======== DATA IN THIS EXERCISE ========

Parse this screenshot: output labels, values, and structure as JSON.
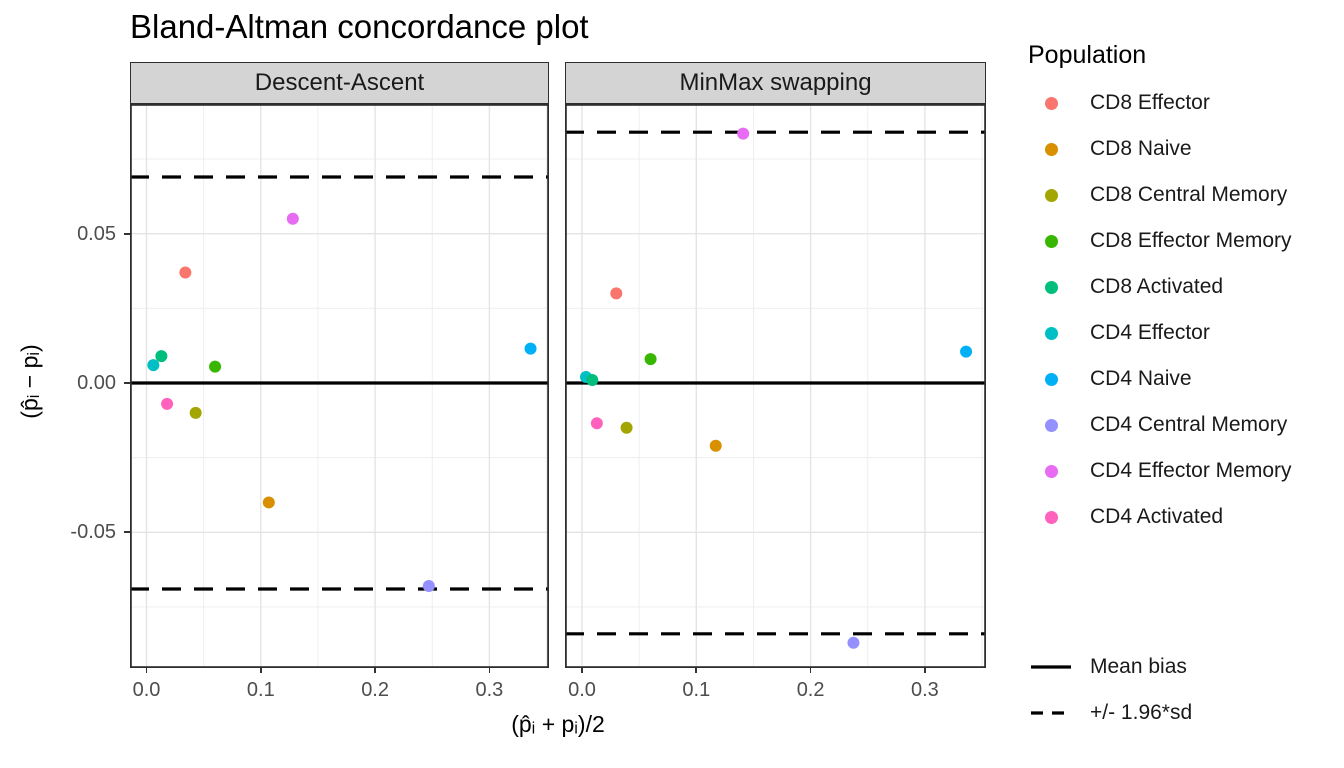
{
  "title": "Bland-Altman concordance plot",
  "axes": {
    "x_label": "(p̂ᵢ + pᵢ)/2",
    "y_label": "(p̂ᵢ − pᵢ)",
    "x_tick_labels": [
      "0.0",
      "0.1",
      "0.2",
      "0.3"
    ],
    "y_tick_labels": [
      "0.05",
      "0.00",
      "-0.05"
    ]
  },
  "legend": {
    "title": "Population",
    "items": [
      {
        "label": "CD8 Effector",
        "color": "#F8766D"
      },
      {
        "label": "CD8 Naive",
        "color": "#D89000"
      },
      {
        "label": "CD8 Central Memory",
        "color": "#A3A500"
      },
      {
        "label": "CD8 Effector Memory",
        "color": "#39B600"
      },
      {
        "label": "CD8 Activated",
        "color": "#00BF7D"
      },
      {
        "label": "CD4 Effector",
        "color": "#00BFC4"
      },
      {
        "label": "CD4 Naive",
        "color": "#00B0F6"
      },
      {
        "label": "CD4 Central Memory",
        "color": "#9590FF"
      },
      {
        "label": "CD4 Effector Memory",
        "color": "#E76BF3"
      },
      {
        "label": "CD4 Activated",
        "color": "#FF62BC"
      }
    ],
    "line_items": [
      {
        "label": "Mean bias",
        "style": "solid"
      },
      {
        "label": "+/- 1.96*sd",
        "style": "dashed"
      }
    ]
  },
  "colors": {
    "strip_background": "#D4D4D4",
    "panel_border": "#2e2e2e",
    "grid_major": "#E4E4E4",
    "grid_minor": "#ECECEC",
    "reference_lines": "#000000",
    "tick_text": "#4D4D4D"
  },
  "chart_data": {
    "type": "scatter",
    "title": "Bland-Altman concordance plot",
    "xlabel": "(p̂ᵢ + pᵢ)/2",
    "ylabel": "(p̂ᵢ − pᵢ)",
    "xlim": [
      -0.014,
      0.353
    ],
    "ylim": [
      -0.095,
      0.093
    ],
    "x_ticks": [
      0,
      0.1,
      0.2,
      0.3
    ],
    "y_ticks": [
      0.05,
      0,
      -0.05
    ],
    "x_minor": [
      0.05,
      0.15,
      0.25,
      0.35
    ],
    "y_minor": [
      0.075,
      0.025,
      -0.025,
      -0.075
    ],
    "grid": true,
    "legend_position": "right",
    "palette": {
      "CD8 Effector": "#F8766D",
      "CD8 Naive": "#D89000",
      "CD8 Central Memory": "#A3A500",
      "CD8 Effector Memory": "#39B600",
      "CD8 Activated": "#00BF7D",
      "CD4 Effector": "#00BFC4",
      "CD4 Naive": "#00B0F6",
      "CD4 Central Memory": "#9590FF",
      "CD4 Effector Memory": "#E76BF3",
      "CD4 Activated": "#FF62BC"
    },
    "facets": [
      {
        "label": "Descent-Ascent",
        "mean_bias": 0.0,
        "loa_upper": 0.069,
        "loa_lower": -0.069,
        "points": [
          {
            "population": "CD8 Effector",
            "x": 0.034,
            "y": 0.037
          },
          {
            "population": "CD8 Naive",
            "x": 0.107,
            "y": -0.04
          },
          {
            "population": "CD8 Central Memory",
            "x": 0.043,
            "y": -0.01
          },
          {
            "population": "CD8 Effector Memory",
            "x": 0.06,
            "y": 0.0055
          },
          {
            "population": "CD4 Effector",
            "x": 0.006,
            "y": 0.006
          },
          {
            "population": "CD8 Activated",
            "x": 0.013,
            "y": 0.009
          },
          {
            "population": "CD4 Naive",
            "x": 0.336,
            "y": 0.0115
          },
          {
            "population": "CD4 Central Memory",
            "x": 0.247,
            "y": -0.068
          },
          {
            "population": "CD4 Effector Memory",
            "x": 0.128,
            "y": 0.055
          },
          {
            "population": "CD4 Activated",
            "x": 0.018,
            "y": -0.007
          }
        ]
      },
      {
        "label": "MinMax swapping",
        "mean_bias": 0.0,
        "loa_upper": 0.084,
        "loa_lower": -0.084,
        "points": [
          {
            "population": "CD8 Effector",
            "x": 0.03,
            "y": 0.03
          },
          {
            "population": "CD8 Naive",
            "x": 0.117,
            "y": -0.021
          },
          {
            "population": "CD8 Central Memory",
            "x": 0.039,
            "y": -0.015
          },
          {
            "population": "CD8 Effector Memory",
            "x": 0.06,
            "y": 0.008
          },
          {
            "population": "CD4 Effector",
            "x": 0.0035,
            "y": 0.002
          },
          {
            "population": "CD8 Activated",
            "x": 0.009,
            "y": 0.001
          },
          {
            "population": "CD4 Naive",
            "x": 0.336,
            "y": 0.0105
          },
          {
            "population": "CD4 Central Memory",
            "x": 0.2375,
            "y": -0.087
          },
          {
            "population": "CD4 Effector Memory",
            "x": 0.141,
            "y": 0.0835
          },
          {
            "population": "CD4 Activated",
            "x": 0.013,
            "y": -0.0135
          }
        ]
      }
    ]
  }
}
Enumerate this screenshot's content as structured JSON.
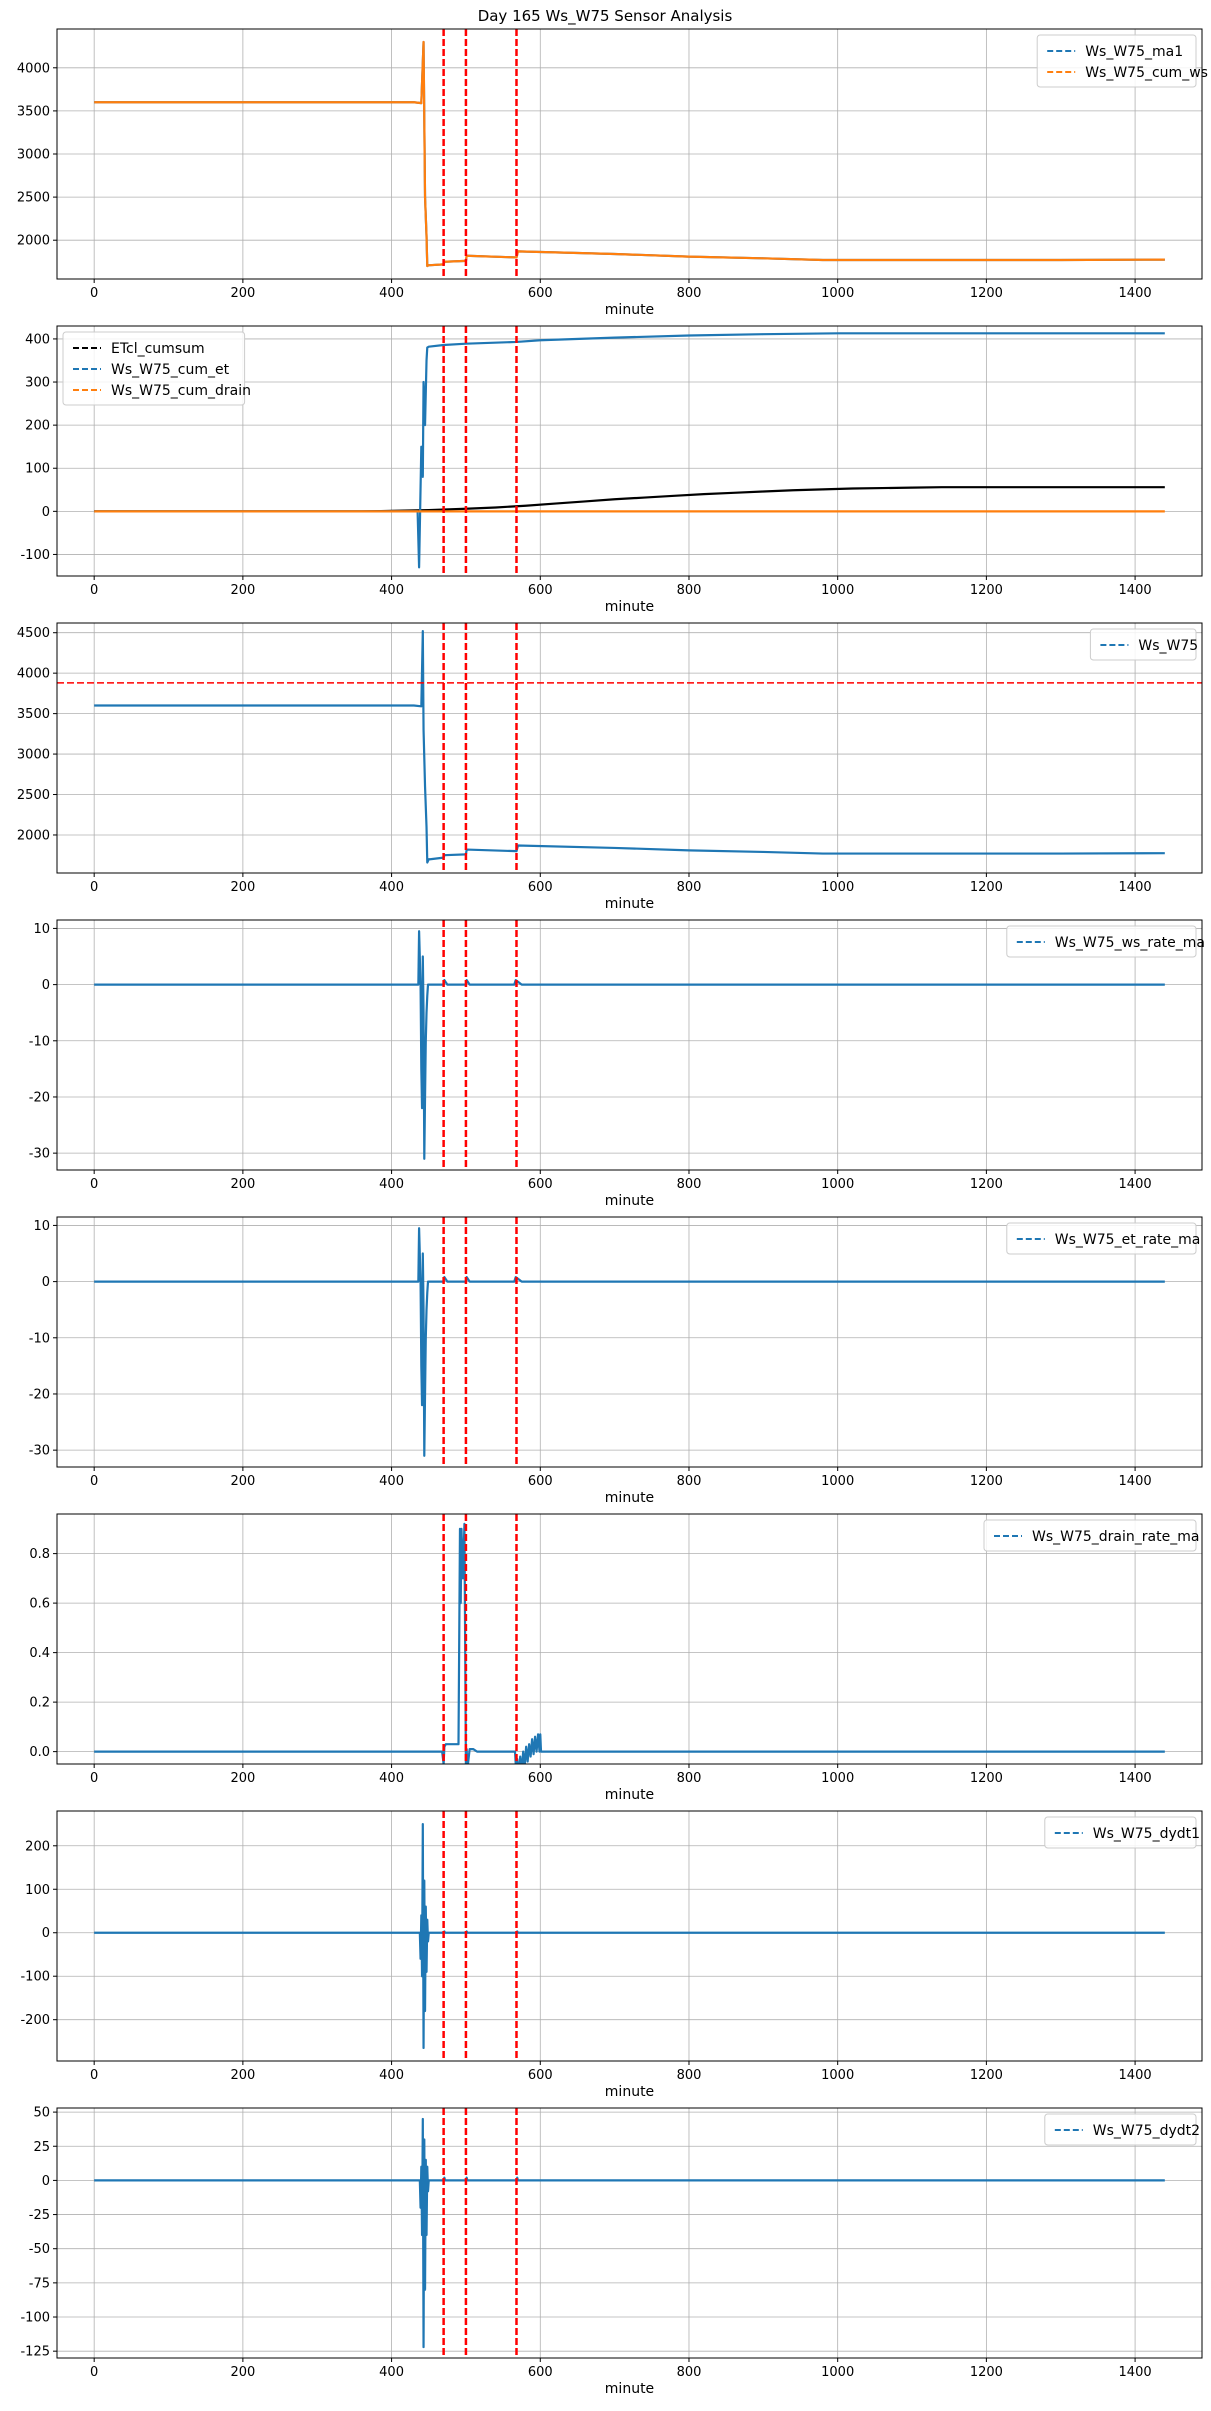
{
  "figure": {
    "title": "Day 165 Ws_W75 Sensor Analysis"
  },
  "colors": {
    "blue": "#1f77b4",
    "orange": "#ff7f0e",
    "black": "#000000",
    "red": "#ff0000",
    "grid": "#b0b0b0"
  },
  "chart_data": [
    {
      "type": "line",
      "title": "",
      "xlabel": "minute",
      "ylabel": "",
      "xlim": [
        -50,
        1490
      ],
      "ylim": [
        1550,
        4450
      ],
      "xticks": [
        0,
        200,
        400,
        600,
        800,
        1000,
        1200,
        1400
      ],
      "yticks": [
        2000,
        2500,
        3000,
        3500,
        4000
      ],
      "grid": true,
      "legend_position": "upper right",
      "vlines": [
        470,
        500,
        568
      ],
      "hlines": [],
      "series": [
        {
          "name": "Ws_W75_ma1",
          "color": "#1f77b4",
          "dash": true,
          "x": [
            0,
            430,
            440,
            443,
            445,
            447,
            448,
            450,
            452,
            470,
            471,
            500,
            501,
            568,
            570,
            700,
            800,
            900,
            980,
            1100,
            1200,
            1300,
            1440
          ],
          "y": [
            3600,
            3600,
            3590,
            4300,
            2500,
            2050,
            1700,
            1710,
            1710,
            1720,
            1750,
            1760,
            1820,
            1800,
            1870,
            1840,
            1810,
            1790,
            1770,
            1770,
            1770,
            1770,
            1775
          ]
        },
        {
          "name": "Ws_W75_cum_ws",
          "color": "#ff7f0e",
          "dash": false,
          "x": [
            0,
            430,
            440,
            443,
            445,
            447,
            448,
            450,
            452,
            470,
            471,
            500,
            501,
            568,
            570,
            700,
            800,
            900,
            980,
            1100,
            1200,
            1300,
            1440
          ],
          "y": [
            3600,
            3600,
            3590,
            4300,
            2500,
            2050,
            1700,
            1710,
            1710,
            1720,
            1750,
            1760,
            1820,
            1800,
            1870,
            1840,
            1810,
            1790,
            1770,
            1770,
            1770,
            1770,
            1775
          ]
        }
      ]
    },
    {
      "type": "line",
      "title": "",
      "xlabel": "minute",
      "ylabel": "",
      "xlim": [
        -50,
        1490
      ],
      "ylim": [
        -150,
        430
      ],
      "xticks": [
        0,
        200,
        400,
        600,
        800,
        1000,
        1200,
        1400
      ],
      "yticks": [
        -100,
        0,
        100,
        200,
        300,
        400
      ],
      "grid": true,
      "legend_position": "upper left",
      "vlines": [
        470,
        500,
        568
      ],
      "hlines": [],
      "series": [
        {
          "name": "ETcl_cumsum",
          "color": "#000000",
          "dash": false,
          "x": [
            0,
            360,
            400,
            450,
            500,
            540,
            580,
            620,
            660,
            700,
            740,
            780,
            820,
            860,
            900,
            940,
            980,
            1020,
            1060,
            1100,
            1140,
            1180,
            1440
          ],
          "y": [
            0,
            0,
            1,
            3,
            6,
            9,
            13,
            18,
            23,
            28,
            32,
            36,
            40,
            43,
            46,
            49,
            51,
            53,
            54,
            55,
            56,
            56,
            56
          ]
        },
        {
          "name": "Ws_W75_cum_et",
          "color": "#1f77b4",
          "dash": true,
          "x": [
            0,
            435,
            437,
            440,
            442,
            443,
            445,
            447,
            448,
            450,
            470,
            500,
            568,
            600,
            700,
            800,
            900,
            1000,
            1100,
            1440
          ],
          "y": [
            0,
            0,
            -130,
            150,
            80,
            300,
            200,
            350,
            380,
            382,
            386,
            389,
            393,
            397,
            403,
            408,
            411,
            413,
            413,
            413
          ]
        },
        {
          "name": "Ws_W75_cum_drain",
          "color": "#ff7f0e",
          "dash": false,
          "x": [
            0,
            1440
          ],
          "y": [
            0,
            0
          ]
        }
      ]
    },
    {
      "type": "line",
      "title": "",
      "xlabel": "minute",
      "ylabel": "",
      "xlim": [
        -50,
        1490
      ],
      "ylim": [
        1530,
        4620
      ],
      "xticks": [
        0,
        200,
        400,
        600,
        800,
        1000,
        1200,
        1400
      ],
      "yticks": [
        2000,
        2500,
        3000,
        3500,
        4000,
        4500
      ],
      "grid": true,
      "legend_position": "upper right",
      "vlines": [
        470,
        500,
        568
      ],
      "hlines": [
        3880
      ],
      "series": [
        {
          "name": "Ws_W75",
          "color": "#1f77b4",
          "dash": true,
          "x": [
            0,
            430,
            440,
            442,
            443,
            445,
            447,
            448,
            450,
            452,
            470,
            471,
            500,
            501,
            568,
            570,
            700,
            800,
            900,
            980,
            1100,
            1200,
            1300,
            1440
          ],
          "y": [
            3600,
            3600,
            3590,
            4520,
            3300,
            2600,
            2100,
            1660,
            1700,
            1700,
            1720,
            1750,
            1760,
            1820,
            1800,
            1870,
            1840,
            1810,
            1790,
            1770,
            1770,
            1770,
            1770,
            1775
          ]
        }
      ]
    },
    {
      "type": "line",
      "title": "",
      "xlabel": "minute",
      "ylabel": "",
      "xlim": [
        -50,
        1490
      ],
      "ylim": [
        -33,
        11.5
      ],
      "xticks": [
        0,
        200,
        400,
        600,
        800,
        1000,
        1200,
        1400
      ],
      "yticks": [
        -30,
        -20,
        -10,
        0,
        10
      ],
      "grid": true,
      "legend_position": "upper right",
      "vlines": [
        470,
        500,
        568
      ],
      "hlines": [],
      "series": [
        {
          "name": "Ws_W75_ws_rate_ma",
          "color": "#1f77b4",
          "dash": true,
          "x": [
            0,
            436,
            437,
            439,
            440,
            441,
            442,
            443,
            444,
            445,
            446,
            447,
            448,
            449,
            450,
            452,
            470,
            471,
            475,
            500,
            501,
            505,
            565,
            567,
            570,
            575,
            1440
          ],
          "y": [
            0,
            0,
            9.5,
            0,
            -15,
            -22,
            5,
            -5,
            -31,
            -20,
            -10,
            -5,
            -2,
            0,
            0,
            0,
            0,
            0.8,
            0,
            0,
            0.8,
            0,
            0,
            0.8,
            0.5,
            0,
            0
          ]
        }
      ]
    },
    {
      "type": "line",
      "title": "",
      "xlabel": "minute",
      "ylabel": "",
      "xlim": [
        -50,
        1490
      ],
      "ylim": [
        -33,
        11.5
      ],
      "xticks": [
        0,
        200,
        400,
        600,
        800,
        1000,
        1200,
        1400
      ],
      "yticks": [
        -30,
        -20,
        -10,
        0,
        10
      ],
      "grid": true,
      "legend_position": "upper right",
      "vlines": [
        470,
        500,
        568
      ],
      "hlines": [],
      "series": [
        {
          "name": "Ws_W75_et_rate_ma",
          "color": "#1f77b4",
          "dash": true,
          "x": [
            0,
            436,
            437,
            439,
            440,
            441,
            442,
            443,
            444,
            445,
            446,
            447,
            448,
            449,
            450,
            452,
            470,
            471,
            475,
            500,
            501,
            505,
            565,
            567,
            570,
            575,
            1440
          ],
          "y": [
            0,
            0,
            9.5,
            0,
            -15,
            -22,
            5,
            -5,
            -31,
            -20,
            -10,
            -5,
            -2,
            0,
            0,
            0,
            0,
            0.8,
            0,
            0,
            0.8,
            0,
            0,
            0.8,
            0.5,
            0,
            0
          ]
        }
      ]
    },
    {
      "type": "line",
      "title": "",
      "xlabel": "minute",
      "ylabel": "",
      "xlim": [
        -50,
        1490
      ],
      "ylim": [
        -0.05,
        0.96
      ],
      "xticks": [
        0,
        200,
        400,
        600,
        800,
        1000,
        1200,
        1400
      ],
      "yticks": [
        0.0,
        0.2,
        0.4,
        0.6,
        0.8
      ],
      "grid": true,
      "legend_position": "upper right",
      "vlines": [
        470,
        500,
        568
      ],
      "hlines": [],
      "series": [
        {
          "name": "Ws_W75_drain_rate_ma",
          "color": "#1f77b4",
          "dash": true,
          "x": [
            0,
            468,
            470,
            471,
            473,
            474,
            476,
            478,
            480,
            485,
            490,
            492,
            493,
            494,
            496,
            498,
            500,
            501,
            502,
            505,
            510,
            515,
            525,
            530,
            566,
            568,
            569,
            571,
            573,
            575,
            577,
            579,
            581,
            583,
            585,
            587,
            589,
            591,
            593,
            595,
            597,
            599,
            600,
            601,
            1440
          ],
          "y": [
            0,
            0,
            -0.05,
            0.02,
            0.03,
            0.03,
            0.03,
            0.03,
            0.03,
            0.03,
            0.03,
            0.9,
            0.6,
            0.9,
            0.7,
            0.92,
            -0.08,
            0.01,
            -0.07,
            0.01,
            0.01,
            0.0,
            0.0,
            0.0,
            0.0,
            -0.1,
            -0.03,
            -0.1,
            -0.02,
            -0.08,
            0.0,
            -0.06,
            0.02,
            -0.04,
            0.03,
            -0.02,
            0.05,
            -0.01,
            0.06,
            0.0,
            0.07,
            0.0,
            0.07,
            0.0,
            0
          ]
        }
      ]
    },
    {
      "type": "line",
      "title": "",
      "xlabel": "minute",
      "ylabel": "",
      "xlim": [
        -50,
        1490
      ],
      "ylim": [
        -295,
        280
      ],
      "xticks": [
        0,
        200,
        400,
        600,
        800,
        1000,
        1200,
        1400
      ],
      "yticks": [
        -200,
        -100,
        0,
        100,
        200
      ],
      "grid": true,
      "legend_position": "upper right",
      "vlines": [
        470,
        500,
        568
      ],
      "hlines": [],
      "series": [
        {
          "name": "Ws_W75_dydt1",
          "color": "#1f77b4",
          "dash": true,
          "x": [
            0,
            438,
            439,
            440,
            441,
            442,
            443,
            444,
            445,
            446,
            447,
            448,
            449,
            450,
            470,
            471,
            472,
            500,
            501,
            502,
            568,
            569,
            570,
            1440
          ],
          "y": [
            0,
            0,
            -60,
            40,
            -100,
            250,
            -265,
            120,
            -180,
            60,
            -90,
            30,
            -20,
            0,
            0,
            3,
            0,
            0,
            3,
            0,
            0,
            3,
            0,
            0
          ]
        }
      ]
    },
    {
      "type": "line",
      "title": "",
      "xlabel": "minute",
      "ylabel": "",
      "xlim": [
        -50,
        1490
      ],
      "ylim": [
        -130,
        53
      ],
      "xticks": [
        0,
        200,
        400,
        600,
        800,
        1000,
        1200,
        1400
      ],
      "yticks": [
        -125,
        -100,
        -75,
        -50,
        -25,
        0,
        25,
        50
      ],
      "grid": true,
      "legend_position": "upper right",
      "vlines": [
        470,
        500,
        568
      ],
      "hlines": [],
      "series": [
        {
          "name": "Ws_W75_dydt2",
          "color": "#1f77b4",
          "dash": true,
          "x": [
            0,
            438,
            439,
            440,
            441,
            442,
            443,
            444,
            445,
            446,
            447,
            448,
            449,
            450,
            470,
            471,
            472,
            500,
            501,
            502,
            568,
            569,
            570,
            1440
          ],
          "y": [
            0,
            0,
            -20,
            10,
            -40,
            45,
            -122,
            30,
            -80,
            15,
            -40,
            10,
            -8,
            0,
            0,
            2,
            0,
            0,
            2,
            0,
            0,
            2,
            0,
            0
          ]
        }
      ]
    }
  ]
}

========

SHORT PROBLEM
Look over the listing above. Pick out and copy every line that includes "screenshot".

FINISHED ANSWER
Parse this screenshot: output labels, values, and structure as JSON.
Enumerate this screenshot's content as structured JSON.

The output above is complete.